### What is required
Retype each of the rows below character for character, leaving every line unchanged.

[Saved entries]
^^^^

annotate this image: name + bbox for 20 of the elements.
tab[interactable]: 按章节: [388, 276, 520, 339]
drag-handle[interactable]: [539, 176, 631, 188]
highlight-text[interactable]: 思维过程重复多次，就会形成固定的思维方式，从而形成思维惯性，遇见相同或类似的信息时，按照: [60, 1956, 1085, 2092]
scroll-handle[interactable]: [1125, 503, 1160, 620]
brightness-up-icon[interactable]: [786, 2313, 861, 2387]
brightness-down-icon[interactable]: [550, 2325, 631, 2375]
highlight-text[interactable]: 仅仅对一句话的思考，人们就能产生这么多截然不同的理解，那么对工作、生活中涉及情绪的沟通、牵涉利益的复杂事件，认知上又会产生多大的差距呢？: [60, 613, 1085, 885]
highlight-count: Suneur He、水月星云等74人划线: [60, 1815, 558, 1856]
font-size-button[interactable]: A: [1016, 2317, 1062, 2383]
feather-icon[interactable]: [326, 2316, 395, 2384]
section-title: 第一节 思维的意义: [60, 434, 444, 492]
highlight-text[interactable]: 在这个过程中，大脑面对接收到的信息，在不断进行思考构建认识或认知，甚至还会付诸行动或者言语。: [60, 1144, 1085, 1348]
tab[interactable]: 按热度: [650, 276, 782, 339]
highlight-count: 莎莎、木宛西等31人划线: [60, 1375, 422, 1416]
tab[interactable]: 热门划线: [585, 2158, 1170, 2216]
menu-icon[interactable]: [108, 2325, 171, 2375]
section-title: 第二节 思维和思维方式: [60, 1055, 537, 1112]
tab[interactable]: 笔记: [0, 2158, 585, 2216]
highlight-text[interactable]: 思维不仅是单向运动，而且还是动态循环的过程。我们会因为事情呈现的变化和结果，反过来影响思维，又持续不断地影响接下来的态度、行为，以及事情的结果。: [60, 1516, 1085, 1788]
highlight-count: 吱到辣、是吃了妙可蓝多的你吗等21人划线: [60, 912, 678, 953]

^^^^

### Response for this exercise
annotate this image: name + bbox for 20 of the elements.
tab[interactable]: 按章节: [388, 276, 520, 339]
drag-handle[interactable]: [539, 176, 631, 188]
highlight-text[interactable]: 思维过程重复多次，就会形成固定的思维方式，从而形成思维惯性，遇见相同或类似的信息时，按照: [60, 1956, 1085, 2092]
scroll-handle[interactable]: [1125, 503, 1160, 620]
brightness-up-icon[interactable]: [786, 2313, 861, 2387]
brightness-down-icon[interactable]: [550, 2325, 631, 2375]
highlight-text[interactable]: 仅仅对一句话的思考，人们就能产生这么多截然不同的理解，那么对工作、生活中涉及情绪的沟通、牵涉利益的复杂事件，认知上又会产生多大的差距呢？: [60, 613, 1085, 885]
highlight-count: Suneur He、水月星云等74人划线: [60, 1815, 558, 1856]
font-size-button[interactable]: A: [1016, 2317, 1062, 2383]
feather-icon[interactable]: [326, 2316, 395, 2384]
section-title: 第一节 思维的意义: [60, 434, 444, 492]
highlight-text[interactable]: 在这个过程中，大脑面对接收到的信息，在不断进行思考构建认识或认知，甚至还会付诸行动或者言语。: [60, 1144, 1085, 1348]
tab[interactable]: 按热度: [650, 276, 782, 339]
highlight-count: 莎莎、木宛西等31人划线: [60, 1375, 422, 1416]
tab[interactable]: 热门划线: [585, 2158, 1170, 2216]
menu-icon[interactable]: [108, 2325, 171, 2375]
section-title: 第二节 思维和思维方式: [60, 1055, 537, 1112]
tab[interactable]: 笔记: [0, 2158, 585, 2216]
highlight-text[interactable]: 思维不仅是单向运动，而且还是动态循环的过程。我们会因为事情呈现的变化和结果，反过来影响思维，又持续不断地影响接下来的态度、行为，以及事情的结果。: [60, 1516, 1085, 1788]
highlight-count: 吱到辣、是吃了妙可蓝多的你吗等21人划线: [60, 912, 678, 953]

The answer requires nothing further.